TASK:
Lines before the one containing "What text is on this page?" are excluded; print that line and every line after it through the end of the material below, exactly.

DATA PROVIDED:
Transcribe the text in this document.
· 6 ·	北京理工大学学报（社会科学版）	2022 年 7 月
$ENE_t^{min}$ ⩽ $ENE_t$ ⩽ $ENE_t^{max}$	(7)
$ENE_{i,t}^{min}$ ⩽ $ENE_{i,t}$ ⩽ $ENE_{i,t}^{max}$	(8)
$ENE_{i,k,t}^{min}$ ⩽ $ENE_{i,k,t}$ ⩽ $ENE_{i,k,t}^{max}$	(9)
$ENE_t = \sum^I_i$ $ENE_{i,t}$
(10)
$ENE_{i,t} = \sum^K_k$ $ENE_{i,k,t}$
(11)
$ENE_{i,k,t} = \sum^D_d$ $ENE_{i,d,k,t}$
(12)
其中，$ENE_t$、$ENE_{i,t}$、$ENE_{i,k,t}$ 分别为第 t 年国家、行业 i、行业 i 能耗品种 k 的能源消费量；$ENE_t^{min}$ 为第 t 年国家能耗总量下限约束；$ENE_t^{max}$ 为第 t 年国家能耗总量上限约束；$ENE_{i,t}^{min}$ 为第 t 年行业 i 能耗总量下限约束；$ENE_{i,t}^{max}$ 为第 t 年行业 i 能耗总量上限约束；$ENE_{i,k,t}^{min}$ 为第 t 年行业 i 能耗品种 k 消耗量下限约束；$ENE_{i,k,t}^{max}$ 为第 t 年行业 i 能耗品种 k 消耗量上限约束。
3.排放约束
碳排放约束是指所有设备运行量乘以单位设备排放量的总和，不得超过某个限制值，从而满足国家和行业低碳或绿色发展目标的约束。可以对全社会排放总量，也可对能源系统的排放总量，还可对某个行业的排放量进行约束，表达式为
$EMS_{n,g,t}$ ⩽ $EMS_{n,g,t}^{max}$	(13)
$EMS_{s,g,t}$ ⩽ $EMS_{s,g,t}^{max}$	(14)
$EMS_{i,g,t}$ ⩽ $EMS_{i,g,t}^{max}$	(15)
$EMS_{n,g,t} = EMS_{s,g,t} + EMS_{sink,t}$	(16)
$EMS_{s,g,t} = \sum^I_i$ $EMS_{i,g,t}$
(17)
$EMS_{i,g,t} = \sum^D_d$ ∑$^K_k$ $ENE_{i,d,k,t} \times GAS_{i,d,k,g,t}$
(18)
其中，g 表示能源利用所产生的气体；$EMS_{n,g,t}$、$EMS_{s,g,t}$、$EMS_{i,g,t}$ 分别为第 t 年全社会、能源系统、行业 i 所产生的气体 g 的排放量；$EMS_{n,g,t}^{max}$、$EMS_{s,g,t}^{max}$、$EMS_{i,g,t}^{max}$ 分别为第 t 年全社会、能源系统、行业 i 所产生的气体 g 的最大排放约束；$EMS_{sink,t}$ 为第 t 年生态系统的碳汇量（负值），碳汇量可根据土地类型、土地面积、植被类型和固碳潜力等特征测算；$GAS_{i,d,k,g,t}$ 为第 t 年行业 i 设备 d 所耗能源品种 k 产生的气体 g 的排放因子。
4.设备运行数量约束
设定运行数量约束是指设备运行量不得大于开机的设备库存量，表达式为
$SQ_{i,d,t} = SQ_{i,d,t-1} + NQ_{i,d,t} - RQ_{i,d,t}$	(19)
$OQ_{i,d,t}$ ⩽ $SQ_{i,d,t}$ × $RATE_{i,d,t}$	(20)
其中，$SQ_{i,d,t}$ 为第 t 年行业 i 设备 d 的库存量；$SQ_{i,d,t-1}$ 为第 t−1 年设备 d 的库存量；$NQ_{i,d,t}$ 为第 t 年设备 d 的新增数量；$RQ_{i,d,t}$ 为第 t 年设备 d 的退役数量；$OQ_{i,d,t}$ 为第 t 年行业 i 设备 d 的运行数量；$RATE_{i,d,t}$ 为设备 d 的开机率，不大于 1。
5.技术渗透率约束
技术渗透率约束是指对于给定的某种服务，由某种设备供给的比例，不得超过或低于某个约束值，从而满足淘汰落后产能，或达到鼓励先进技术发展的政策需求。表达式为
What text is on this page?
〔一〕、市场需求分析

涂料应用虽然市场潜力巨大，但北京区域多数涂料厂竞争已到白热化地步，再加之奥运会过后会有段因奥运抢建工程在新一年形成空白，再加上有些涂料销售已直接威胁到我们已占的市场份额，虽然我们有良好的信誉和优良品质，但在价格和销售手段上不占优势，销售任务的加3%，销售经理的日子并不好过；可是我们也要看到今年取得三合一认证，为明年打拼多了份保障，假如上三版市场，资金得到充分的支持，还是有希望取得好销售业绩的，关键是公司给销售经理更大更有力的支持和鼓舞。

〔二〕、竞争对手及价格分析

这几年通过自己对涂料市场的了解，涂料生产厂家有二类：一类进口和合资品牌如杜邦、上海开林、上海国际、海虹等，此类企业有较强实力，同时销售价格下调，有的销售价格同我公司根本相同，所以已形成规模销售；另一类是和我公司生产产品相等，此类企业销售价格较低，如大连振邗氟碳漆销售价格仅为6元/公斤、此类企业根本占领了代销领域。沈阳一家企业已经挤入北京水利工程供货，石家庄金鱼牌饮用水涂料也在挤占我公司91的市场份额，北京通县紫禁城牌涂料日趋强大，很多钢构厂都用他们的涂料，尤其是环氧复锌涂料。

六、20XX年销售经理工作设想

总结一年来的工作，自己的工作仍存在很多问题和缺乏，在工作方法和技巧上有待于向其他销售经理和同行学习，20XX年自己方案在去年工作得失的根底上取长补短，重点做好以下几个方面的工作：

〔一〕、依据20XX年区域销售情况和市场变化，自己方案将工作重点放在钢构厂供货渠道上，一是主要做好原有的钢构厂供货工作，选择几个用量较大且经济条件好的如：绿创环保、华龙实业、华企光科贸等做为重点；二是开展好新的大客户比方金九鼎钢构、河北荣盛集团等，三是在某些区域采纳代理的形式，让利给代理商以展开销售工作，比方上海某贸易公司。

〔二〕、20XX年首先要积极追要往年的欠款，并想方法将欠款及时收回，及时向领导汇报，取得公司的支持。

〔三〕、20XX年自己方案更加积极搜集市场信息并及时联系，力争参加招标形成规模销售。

EXERCISE ANSWER:
What text is on this page?
〔一〕、市场需求分析

涂料应用虽然市场潜力巨大，但北京区域多数涂料厂竞争已到白热化地步，再加之奥运会过后会有段因奥运抢建工程在新一年形成空白，再加上有些涂料销售已直接威胁到我们已占的市场份额，虽然我们有良好的信誉和优良品质，但在价格和销售手段上不占优势，销售任务的加3%，销售经理的日子并不好过；可是我们也要看到今年取得三合一认证，为明年打拼多了份保障，假如上三版市场，资金得到充分的支持，还是有希望取得好销售业绩的，关键是公司给销售经理更大更有力的支持和鼓舞。

〔二〕、竞争对手及价格分析

这几年通过自己对涂料市场的了解，涂料生产厂家有二类：一类进口和合资品牌如杜邦、上海开林、上海国际、海虹等，此类企业有较强实力，同时销售价格下调，有的销售价格同我公司根本相同，所以已形成规模销售；另一类是和我公司生产产品相等，此类企业销售价格较低，如大连振邗氟碳漆销售价格仅为6元/公斤、此类企业根本占领了代销领域。沈阳一家企业已经挤入北京水利工程供货，石家庄金鱼牌饮用水涂料也在挤占我公司91的市场份额，北京通县紫禁城牌涂料日趋强大，很多钢构厂都用他们的涂料，尤其是环氧复锌涂料。

六、20XX年销售经理工作设想

总结一年来的工作，自己的工作仍存在很多问题和缺乏，在工作方法和技巧上有待于向其他销售经理和同行学习，20XX年自己方案在去年工作得失的根底上取长补短，重点做好以下几个方面的工作：

〔一〕、依据20XX年区域销售情况和市场变化，自己方案将工作重点放在钢构厂供货渠道上，一是主要做好原有的钢构厂供货工作，选择几个用量较大且经济条件好的如：绿创环保、华龙实业、华企光科贸等做为重点；二是开展好新的大客户比方金九鼎钢构、河北荣盛集团等，三是在某些区域采纳代理的形式，让利给代理商以展开销售工作，比方上海某贸易公司。

〔二〕、20XX年首先要积极追要往年的欠款，并想方法将欠款及时收回，及时向领导汇报，取得公司的支持。

〔三〕、20XX年自己方案更加积极搜集市场信息并及时联系，力争参加招标形成规模销售。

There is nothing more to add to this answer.